» **Problem description**: Copy out each line of the data holding "name".

Data records

__________

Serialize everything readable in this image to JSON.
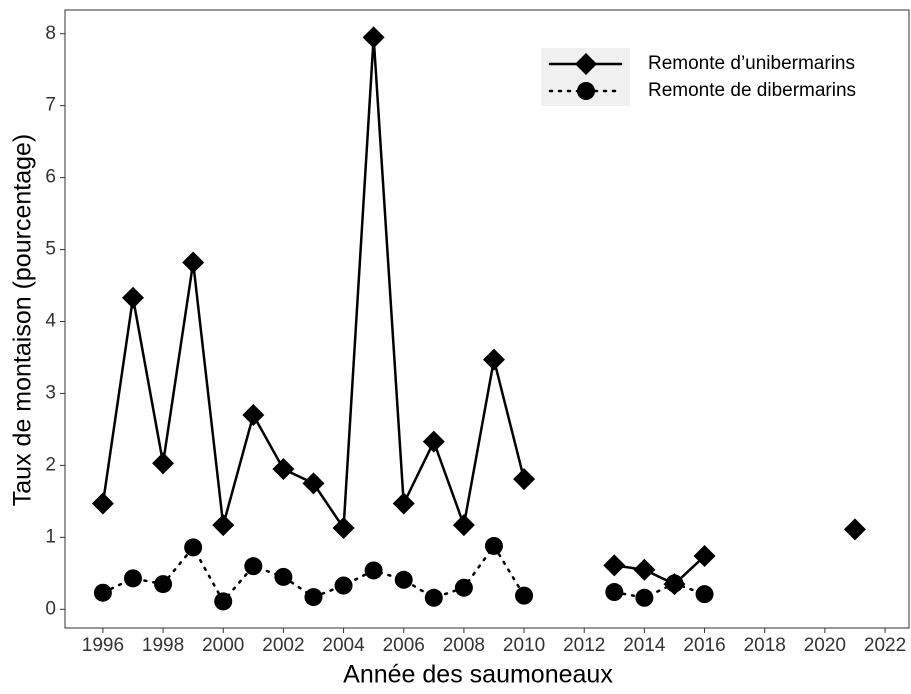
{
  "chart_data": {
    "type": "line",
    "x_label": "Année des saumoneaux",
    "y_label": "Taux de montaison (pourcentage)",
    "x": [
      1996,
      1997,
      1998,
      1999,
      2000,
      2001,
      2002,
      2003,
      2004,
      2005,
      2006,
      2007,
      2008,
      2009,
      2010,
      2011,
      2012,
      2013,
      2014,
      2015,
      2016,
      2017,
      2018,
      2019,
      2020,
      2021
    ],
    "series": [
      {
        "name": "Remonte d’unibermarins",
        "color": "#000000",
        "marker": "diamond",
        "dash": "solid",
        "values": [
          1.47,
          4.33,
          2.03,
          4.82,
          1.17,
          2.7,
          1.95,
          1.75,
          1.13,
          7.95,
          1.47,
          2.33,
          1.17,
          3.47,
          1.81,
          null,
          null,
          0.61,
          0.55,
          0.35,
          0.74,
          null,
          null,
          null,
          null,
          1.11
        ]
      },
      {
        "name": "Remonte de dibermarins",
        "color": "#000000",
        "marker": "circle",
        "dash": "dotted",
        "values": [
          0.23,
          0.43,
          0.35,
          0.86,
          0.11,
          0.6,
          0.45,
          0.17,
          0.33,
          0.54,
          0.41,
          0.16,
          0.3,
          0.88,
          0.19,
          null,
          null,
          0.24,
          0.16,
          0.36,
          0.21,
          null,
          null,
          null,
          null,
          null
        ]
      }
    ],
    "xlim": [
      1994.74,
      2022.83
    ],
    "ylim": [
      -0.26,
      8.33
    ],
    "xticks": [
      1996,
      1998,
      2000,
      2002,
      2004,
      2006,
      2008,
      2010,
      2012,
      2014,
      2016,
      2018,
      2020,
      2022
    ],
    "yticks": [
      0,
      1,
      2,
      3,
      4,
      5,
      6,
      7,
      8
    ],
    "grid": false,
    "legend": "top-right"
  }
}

__________

» **Task result**:
        "name": "Remonte d’unibermarins",
        "name": "Remonte de dibermarins",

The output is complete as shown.